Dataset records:
-----

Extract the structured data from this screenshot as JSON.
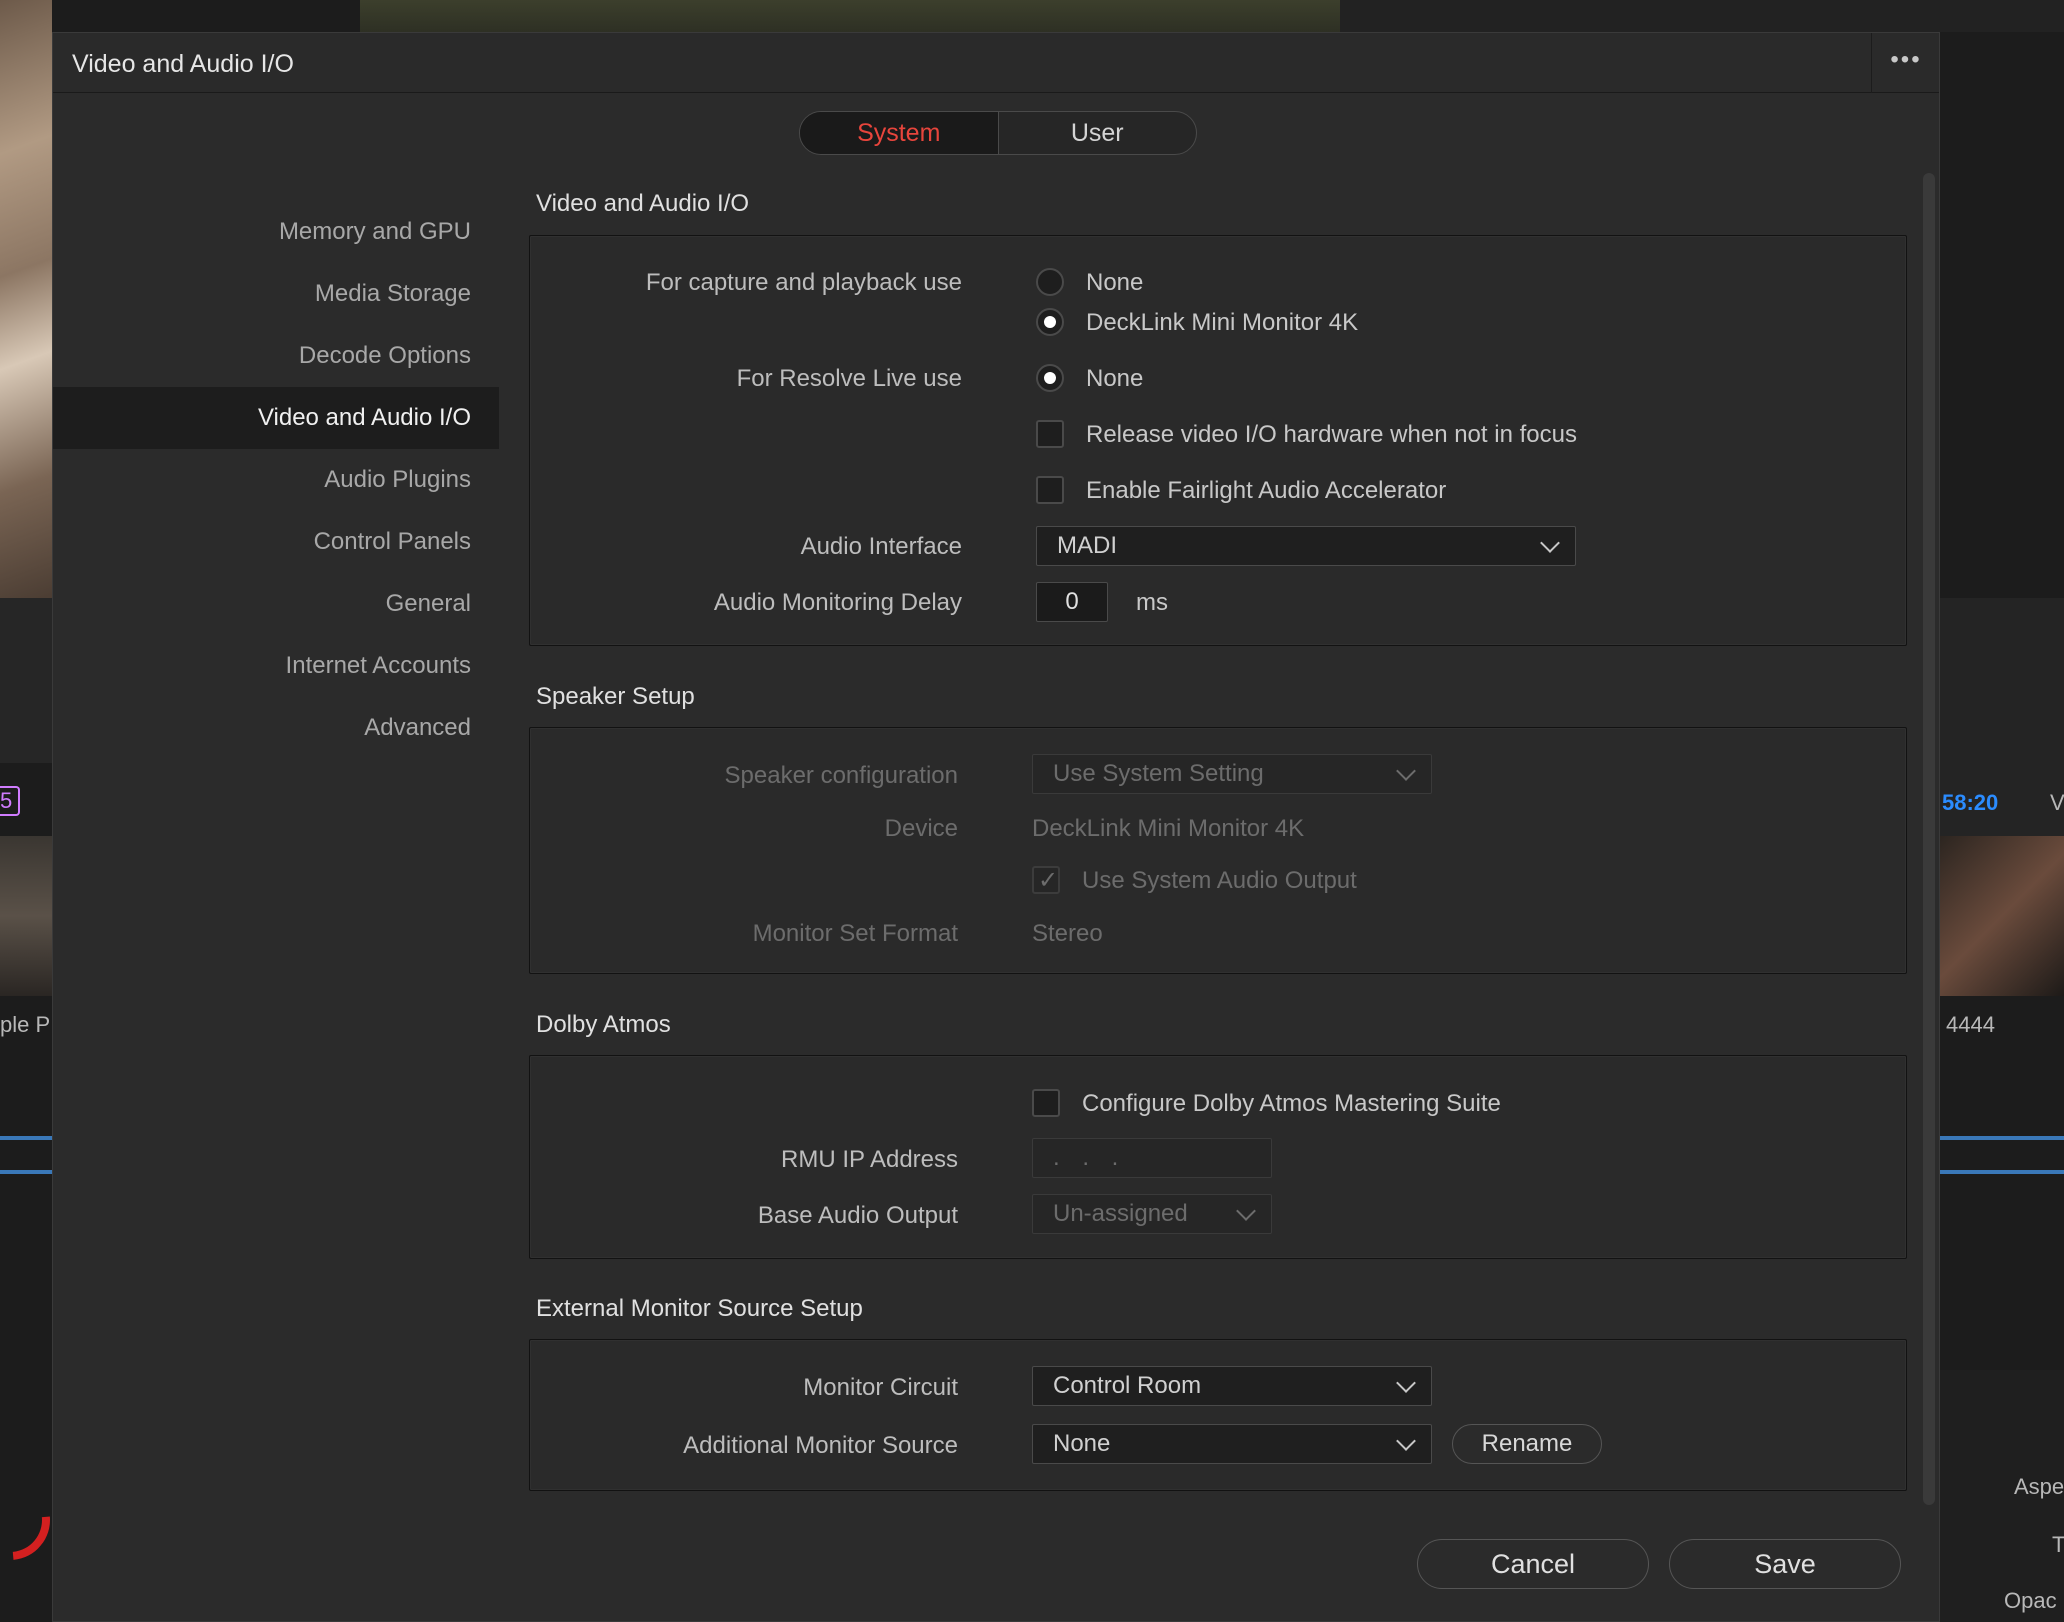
{
  "background": {
    "timecode": "58:20",
    "right_letter": "V",
    "left_badge": "5",
    "left_clip_label": "ple P",
    "right_clip_label": "4444",
    "aspect_label": "Aspe",
    "t_label": "T",
    "opacity_label": "Opac"
  },
  "dialog": {
    "title": "Video and Audio I/O",
    "more_icon": "•••",
    "tabs": [
      {
        "label": "System",
        "active": true
      },
      {
        "label": "User",
        "active": false
      }
    ],
    "accent_color": "#e8453c"
  },
  "sidebar": {
    "items": [
      {
        "label": "Memory and GPU"
      },
      {
        "label": "Media Storage"
      },
      {
        "label": "Decode Options"
      },
      {
        "label": "Video and Audio I/O",
        "selected": true
      },
      {
        "label": "Audio Plugins"
      },
      {
        "label": "Control Panels"
      },
      {
        "label": "General"
      },
      {
        "label": "Internet Accounts"
      },
      {
        "label": "Advanced"
      }
    ]
  },
  "video_audio_io": {
    "title": "Video and Audio I/O",
    "capture_label": "For capture and playback use",
    "capture_options": [
      "None",
      "DeckLink Mini Monitor 4K"
    ],
    "capture_selected": "DeckLink Mini Monitor 4K",
    "resolve_live_label": "For Resolve Live use",
    "resolve_live_option": "None",
    "release_hw_label": "Release video I/O hardware when not in focus",
    "release_hw_checked": false,
    "fairlight_label": "Enable Fairlight Audio Accelerator",
    "fairlight_checked": false,
    "audio_interface_label": "Audio Interface",
    "audio_interface_value": "MADI",
    "monitoring_delay_label": "Audio Monitoring Delay",
    "monitoring_delay_value": "0",
    "monitoring_delay_unit": "ms"
  },
  "speaker_setup": {
    "title": "Speaker Setup",
    "config_label": "Speaker configuration",
    "config_value": "Use System Setting",
    "device_label": "Device",
    "device_value": "DeckLink Mini Monitor 4K",
    "system_output_label": "Use System Audio Output",
    "system_output_checked": true,
    "monitor_set_label": "Monitor Set Format",
    "monitor_set_value": "Stereo"
  },
  "dolby_atmos": {
    "title": "Dolby Atmos",
    "configure_label": "Configure Dolby Atmos Mastering Suite",
    "configure_checked": false,
    "rmu_label": "RMU IP Address",
    "rmu_value": " . . .",
    "base_output_label": "Base Audio Output",
    "base_output_value": "Un-assigned"
  },
  "external_monitor": {
    "title": "External Monitor Source Setup",
    "circuit_label": "Monitor Circuit",
    "circuit_value": "Control Room",
    "additional_label": "Additional Monitor Source",
    "additional_value": "None",
    "rename_label": "Rename"
  },
  "footer": {
    "cancel_label": "Cancel",
    "save_label": "Save"
  }
}
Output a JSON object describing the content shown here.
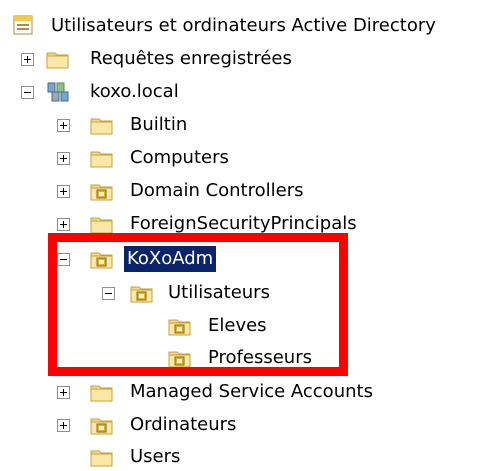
{
  "tree": {
    "root": {
      "label": "Utilisateurs et ordinateurs Active Directory",
      "icon": "ad-console-icon"
    },
    "saved_queries": {
      "label": "Requêtes enregistrées",
      "icon": "folder-icon",
      "state": "collapsed"
    },
    "domain": {
      "label": "koxo.local",
      "icon": "domain-icon",
      "state": "expanded"
    },
    "children": [
      {
        "label": "Builtin",
        "icon": "folder-icon",
        "state": "collapsed"
      },
      {
        "label": "Computers",
        "icon": "folder-icon",
        "state": "collapsed"
      },
      {
        "label": "Domain Controllers",
        "icon": "ou-icon",
        "state": "collapsed"
      },
      {
        "label": "ForeignSecurityPrincipals",
        "icon": "folder-icon",
        "state": "collapsed"
      }
    ],
    "koxoadm": {
      "label": "KoXoAdm",
      "icon": "ou-icon",
      "state": "expanded",
      "selected": true
    },
    "utilisateurs": {
      "label": "Utilisateurs",
      "icon": "ou-icon",
      "state": "expanded"
    },
    "eleves": {
      "label": "Eleves",
      "icon": "ou-icon"
    },
    "professeurs": {
      "label": "Professeurs",
      "icon": "ou-icon"
    },
    "more": [
      {
        "label": "Managed Service Accounts",
        "icon": "folder-icon",
        "state": "collapsed"
      },
      {
        "label": "Ordinateurs",
        "icon": "ou-icon",
        "state": "collapsed"
      },
      {
        "label": "Users",
        "icon": "folder-icon"
      }
    ]
  },
  "colors": {
    "highlight": "#ff0000",
    "selection": "#0a246a",
    "folder": "#f5d78a"
  }
}
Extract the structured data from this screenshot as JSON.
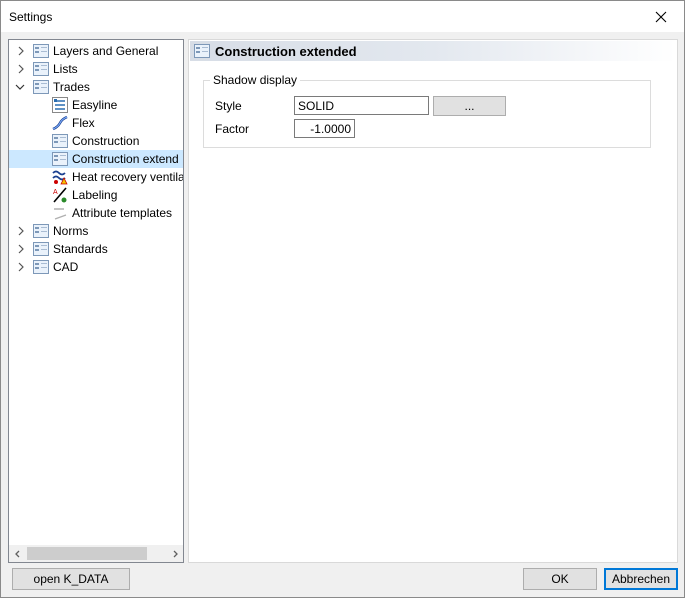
{
  "window": {
    "title": "Settings"
  },
  "tree": {
    "items": [
      {
        "label": "Layers and General",
        "icon": "settings-page-icon",
        "expander": "collapsed"
      },
      {
        "label": "Lists",
        "icon": "settings-page-icon",
        "expander": "collapsed"
      },
      {
        "label": "Trades",
        "icon": "settings-page-icon",
        "expander": "expanded"
      },
      {
        "label": "Easyline",
        "icon": "easyline-icon"
      },
      {
        "label": "Flex",
        "icon": "flex-icon"
      },
      {
        "label": "Construction",
        "icon": "settings-page-icon"
      },
      {
        "label": "Construction extend",
        "icon": "settings-page-icon",
        "selected": true
      },
      {
        "label": "Heat recovery ventila",
        "icon": "heat-recovery-icon"
      },
      {
        "label": "Labeling",
        "icon": "labeling-icon"
      },
      {
        "label": "Attribute templates",
        "icon": "attribute-templates-icon"
      },
      {
        "label": "Norms",
        "icon": "settings-page-icon",
        "expander": "collapsed"
      },
      {
        "label": "Standards",
        "icon": "settings-page-icon",
        "expander": "collapsed"
      },
      {
        "label": "CAD",
        "icon": "settings-page-icon",
        "expander": "collapsed"
      }
    ]
  },
  "panel": {
    "title": "Construction extended",
    "group": {
      "legend": "Shadow display",
      "style_label": "Style",
      "style_value": "SOLID",
      "browse_label": "...",
      "factor_label": "Factor",
      "factor_value": "-1.0000"
    }
  },
  "buttons": {
    "open_kdata": "open K_DATA",
    "ok": "OK",
    "cancel": "Abbrechen"
  },
  "colors": {
    "selection": "#cce8ff",
    "default_button_border": "#0078d7"
  }
}
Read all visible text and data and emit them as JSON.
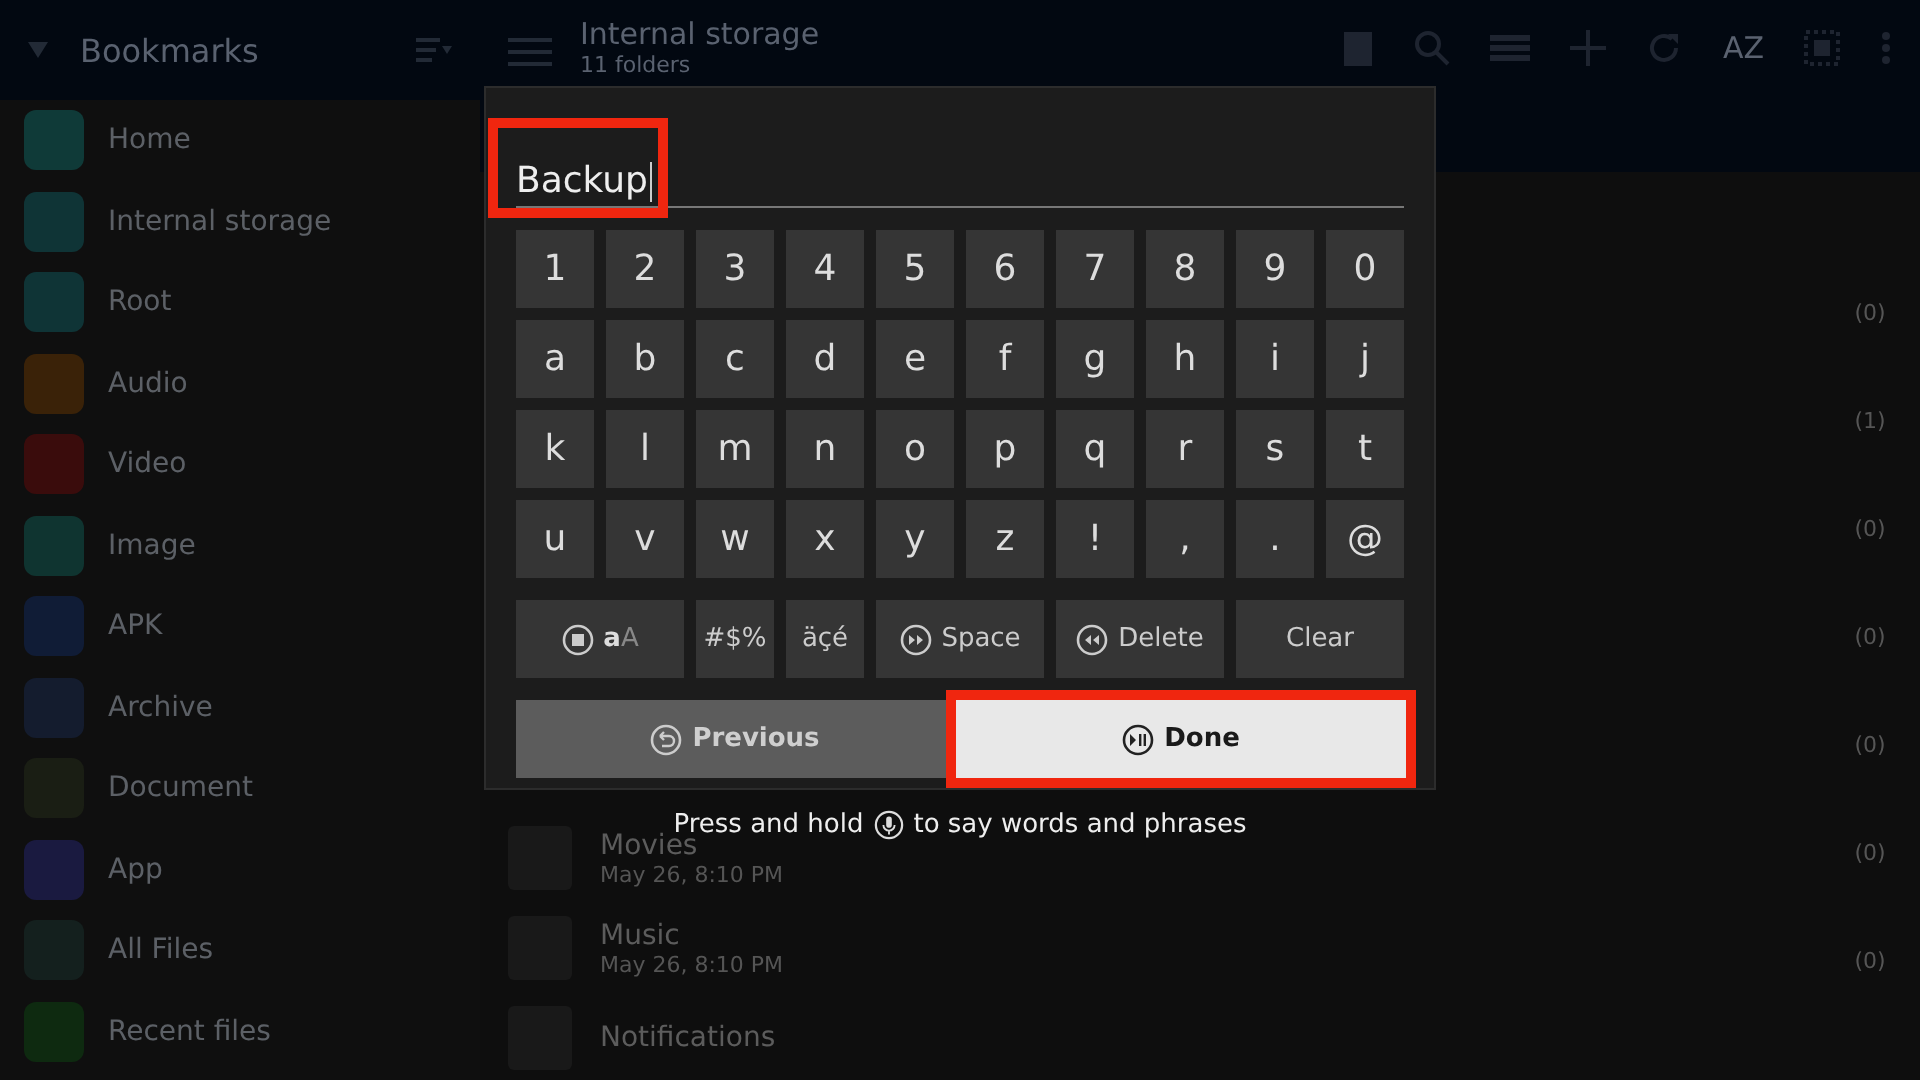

-----

**Objective**
Quote the preceding listing precisely and completely, omitting its images.

**Final result**
Extract the structured data from this screenshot as JSON.
{
  "background": {
    "timecode": "58:20",
    "right_letter": "V",
    "left_badge": "5",
    "left_clip_label": "ple P",
    "right_clip_label": "4444",
    "aspect_label": "Aspe",
    "t_label": "T",
    "opacity_label": "Opac"
  },
  "dialog": {
    "title": "Video and Audio I/O",
    "more_icon": "•••",
    "tabs": [
      {
        "label": "System",
        "active": true
      },
      {
        "label": "User",
        "active": false
      }
    ],
    "accent_color": "#e8453c"
  },
  "sidebar": {
    "items": [
      {
        "label": "Memory and GPU"
      },
      {
        "label": "Media Storage"
      },
      {
        "label": "Decode Options"
      },
      {
        "label": "Video and Audio I/O",
        "selected": true
      },
      {
        "label": "Audio Plugins"
      },
      {
        "label": "Control Panels"
      },
      {
        "label": "General"
      },
      {
        "label": "Internet Accounts"
      },
      {
        "label": "Advanced"
      }
    ]
  },
  "video_audio_io": {
    "title": "Video and Audio I/O",
    "capture_label": "For capture and playback use",
    "capture_options": [
      "None",
      "DeckLink Mini Monitor 4K"
    ],
    "capture_selected": "DeckLink Mini Monitor 4K",
    "resolve_live_label": "For Resolve Live use",
    "resolve_live_option": "None",
    "release_hw_label": "Release video I/O hardware when not in focus",
    "release_hw_checked": false,
    "fairlight_label": "Enable Fairlight Audio Accelerator",
    "fairlight_checked": false,
    "audio_interface_label": "Audio Interface",
    "audio_interface_value": "MADI",
    "monitoring_delay_label": "Audio Monitoring Delay",
    "monitoring_delay_value": "0",
    "monitoring_delay_unit": "ms"
  },
  "speaker_setup": {
    "title": "Speaker Setup",
    "config_label": "Speaker configuration",
    "config_value": "Use System Setting",
    "device_label": "Device",
    "device_value": "DeckLink Mini Monitor 4K",
    "system_output_label": "Use System Audio Output",
    "system_output_checked": true,
    "monitor_set_label": "Monitor Set Format",
    "monitor_set_value": "Stereo"
  },
  "dolby_atmos": {
    "title": "Dolby Atmos",
    "configure_label": "Configure Dolby Atmos Mastering Suite",
    "configure_checked": false,
    "rmu_label": "RMU IP Address",
    "rmu_value": " . . .",
    "base_output_label": "Base Audio Output",
    "base_output_value": "Un-assigned"
  },
  "external_monitor": {
    "title": "External Monitor Source Setup",
    "circuit_label": "Monitor Circuit",
    "circuit_value": "Control Room",
    "additional_label": "Additional Monitor Source",
    "additional_value": "None",
    "rename_label": "Rename"
  },
  "footer": {
    "cancel_label": "Cancel",
    "save_label": "Save"
  }
}
Output a JSON object describing the content shown here.
{
  "tree": {
    "root": {
      "label": "Utilisateurs et ordinateurs Active Directory",
      "icon": "ad-console-icon"
    },
    "saved_queries": {
      "label": "Requêtes enregistrées",
      "icon": "folder-icon",
      "state": "collapsed"
    },
    "domain": {
      "label": "koxo.local",
      "icon": "domain-icon",
      "state": "expanded"
    },
    "children": [
      {
        "label": "Builtin",
        "icon": "folder-icon",
        "state": "collapsed"
      },
      {
        "label": "Computers",
        "icon": "folder-icon",
        "state": "collapsed"
      },
      {
        "label": "Domain Controllers",
        "icon": "ou-icon",
        "state": "collapsed"
      },
      {
        "label": "ForeignSecurityPrincipals",
        "icon": "folder-icon",
        "state": "collapsed"
      }
    ],
    "koxoadm": {
      "label": "KoXoAdm",
      "icon": "ou-icon",
      "state": "expanded",
      "selected": true
    },
    "utilisateurs": {
      "label": "Utilisateurs",
      "icon": "ou-icon",
      "state": "expanded"
    },
    "eleves": {
      "label": "Eleves",
      "icon": "ou-icon"
    },
    "professeurs": {
      "label": "Professeurs",
      "icon": "ou-icon"
    },
    "more": [
      {
        "label": "Managed Service Accounts",
        "icon": "folder-icon",
        "state": "collapsed"
      },
      {
        "label": "Ordinateurs",
        "icon": "ou-icon",
        "state": "collapsed"
      },
      {
        "label": "Users",
        "icon": "folder-icon"
      }
    ]
  },
  "colors": {
    "highlight": "#ff0000",
    "selection": "#0a246a",
    "folder": "#f5d78a"
  }
}
Extract the structured data from this screenshot as JSON.
{
  "window": {
    "title": "Settings"
  },
  "tree": {
    "items": [
      {
        "label": "Layers and General",
        "icon": "settings-page-icon",
        "expander": "collapsed"
      },
      {
        "label": "Lists",
        "icon": "settings-page-icon",
        "expander": "collapsed"
      },
      {
        "label": "Trades",
        "icon": "settings-page-icon",
        "expander": "expanded"
      },
      {
        "label": "Easyline",
        "icon": "easyline-icon"
      },
      {
        "label": "Flex",
        "icon": "flex-icon"
      },
      {
        "label": "Construction",
        "icon": "settings-page-icon"
      },
      {
        "label": "Construction extend",
        "icon": "settings-page-icon",
        "selected": true
      },
      {
        "label": "Heat recovery ventila",
        "icon": "heat-recovery-icon"
      },
      {
        "label": "Labeling",
        "icon": "labeling-icon"
      },
      {
        "label": "Attribute templates",
        "icon": "attribute-templates-icon"
      },
      {
        "label": "Norms",
        "icon": "settings-page-icon",
        "expander": "collapsed"
      },
      {
        "label": "Standards",
        "icon": "settings-page-icon",
        "expander": "collapsed"
      },
      {
        "label": "CAD",
        "icon": "settings-page-icon",
        "expander": "collapsed"
      }
    ]
  },
  "panel": {
    "title": "Construction extended",
    "group": {
      "legend": "Shadow display",
      "style_label": "Style",
      "style_value": "SOLID",
      "browse_label": "...",
      "factor_label": "Factor",
      "factor_value": "-1.0000"
    }
  },
  "buttons": {
    "open_kdata": "open K_DATA",
    "ok": "OK",
    "cancel": "Abbrechen"
  },
  "colors": {
    "selection": "#cce8ff",
    "default_button_border": "#0078d7"
  }
}
Read all visible text and data and emit them as JSON.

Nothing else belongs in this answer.